**Problem statement**
Pull out every line from the listing that has the word "this".

**Data for processing**
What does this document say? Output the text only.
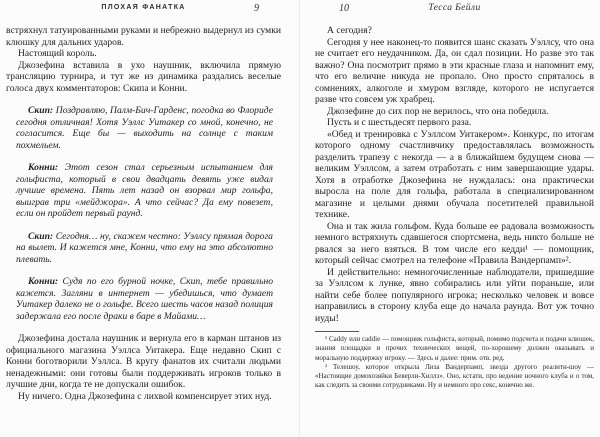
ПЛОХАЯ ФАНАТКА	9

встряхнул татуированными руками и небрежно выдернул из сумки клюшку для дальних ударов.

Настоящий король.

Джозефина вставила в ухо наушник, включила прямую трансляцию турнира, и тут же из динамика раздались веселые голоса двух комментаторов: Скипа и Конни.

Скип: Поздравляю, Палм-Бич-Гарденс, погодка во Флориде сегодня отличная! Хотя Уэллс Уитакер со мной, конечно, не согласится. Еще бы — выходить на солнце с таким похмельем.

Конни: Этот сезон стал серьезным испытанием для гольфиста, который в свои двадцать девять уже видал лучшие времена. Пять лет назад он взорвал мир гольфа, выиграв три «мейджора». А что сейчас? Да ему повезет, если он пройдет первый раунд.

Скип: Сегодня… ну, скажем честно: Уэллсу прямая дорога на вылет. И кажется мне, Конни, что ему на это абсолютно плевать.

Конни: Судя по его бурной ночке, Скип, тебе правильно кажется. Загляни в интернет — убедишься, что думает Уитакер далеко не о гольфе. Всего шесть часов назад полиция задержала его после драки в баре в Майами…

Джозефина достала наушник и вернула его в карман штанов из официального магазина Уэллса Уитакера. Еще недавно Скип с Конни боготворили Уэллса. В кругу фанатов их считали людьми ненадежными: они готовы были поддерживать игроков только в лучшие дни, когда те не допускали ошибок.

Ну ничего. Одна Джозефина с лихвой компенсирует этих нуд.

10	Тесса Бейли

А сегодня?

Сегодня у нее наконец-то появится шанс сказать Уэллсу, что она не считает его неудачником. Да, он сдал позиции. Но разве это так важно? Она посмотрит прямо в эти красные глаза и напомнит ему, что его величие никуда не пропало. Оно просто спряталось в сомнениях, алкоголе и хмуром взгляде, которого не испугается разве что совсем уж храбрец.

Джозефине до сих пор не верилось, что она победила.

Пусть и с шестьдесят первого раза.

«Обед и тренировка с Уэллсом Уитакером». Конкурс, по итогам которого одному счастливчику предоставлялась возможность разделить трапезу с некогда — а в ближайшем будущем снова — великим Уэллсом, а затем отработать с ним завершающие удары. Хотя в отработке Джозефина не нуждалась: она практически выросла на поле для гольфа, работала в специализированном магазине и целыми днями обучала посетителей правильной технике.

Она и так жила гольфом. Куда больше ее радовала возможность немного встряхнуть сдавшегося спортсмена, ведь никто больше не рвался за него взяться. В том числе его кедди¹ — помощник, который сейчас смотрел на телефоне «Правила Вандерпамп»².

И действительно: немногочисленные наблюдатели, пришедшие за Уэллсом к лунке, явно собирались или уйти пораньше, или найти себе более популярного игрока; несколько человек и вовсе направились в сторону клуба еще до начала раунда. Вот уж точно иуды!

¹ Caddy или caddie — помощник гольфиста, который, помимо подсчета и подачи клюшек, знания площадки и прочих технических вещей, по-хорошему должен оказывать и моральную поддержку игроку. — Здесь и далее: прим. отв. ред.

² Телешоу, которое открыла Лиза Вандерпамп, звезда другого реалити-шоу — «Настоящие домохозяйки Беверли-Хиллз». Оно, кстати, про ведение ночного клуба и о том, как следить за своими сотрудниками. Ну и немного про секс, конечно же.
--
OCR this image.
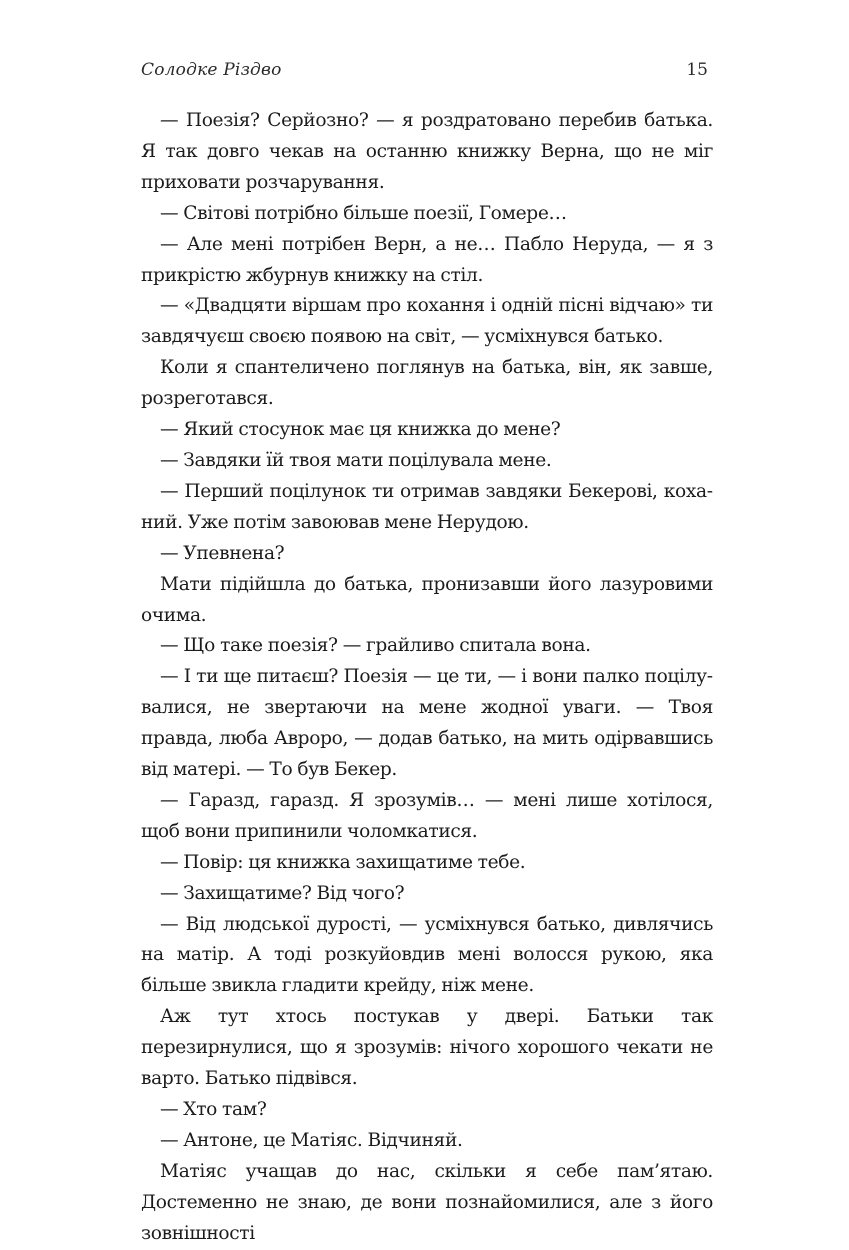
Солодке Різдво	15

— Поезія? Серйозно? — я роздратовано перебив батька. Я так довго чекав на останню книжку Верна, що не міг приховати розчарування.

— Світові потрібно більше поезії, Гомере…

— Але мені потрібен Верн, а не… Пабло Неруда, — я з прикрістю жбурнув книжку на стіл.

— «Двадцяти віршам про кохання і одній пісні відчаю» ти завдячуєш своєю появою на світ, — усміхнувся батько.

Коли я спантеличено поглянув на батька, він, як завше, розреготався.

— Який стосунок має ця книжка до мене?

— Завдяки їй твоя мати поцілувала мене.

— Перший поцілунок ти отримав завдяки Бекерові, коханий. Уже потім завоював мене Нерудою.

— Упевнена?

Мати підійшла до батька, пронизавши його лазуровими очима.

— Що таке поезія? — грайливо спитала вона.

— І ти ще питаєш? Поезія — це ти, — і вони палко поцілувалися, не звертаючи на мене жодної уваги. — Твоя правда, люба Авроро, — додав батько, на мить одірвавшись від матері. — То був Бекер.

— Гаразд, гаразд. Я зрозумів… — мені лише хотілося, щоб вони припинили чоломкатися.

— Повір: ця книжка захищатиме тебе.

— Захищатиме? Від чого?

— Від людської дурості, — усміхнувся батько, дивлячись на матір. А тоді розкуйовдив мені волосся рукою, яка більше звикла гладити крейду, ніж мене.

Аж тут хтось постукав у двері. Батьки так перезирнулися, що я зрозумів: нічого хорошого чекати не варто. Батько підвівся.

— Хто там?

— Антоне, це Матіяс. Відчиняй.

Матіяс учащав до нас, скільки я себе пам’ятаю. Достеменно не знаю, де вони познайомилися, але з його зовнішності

**Answer**
What does this document say? Output the text only.
OCR this image.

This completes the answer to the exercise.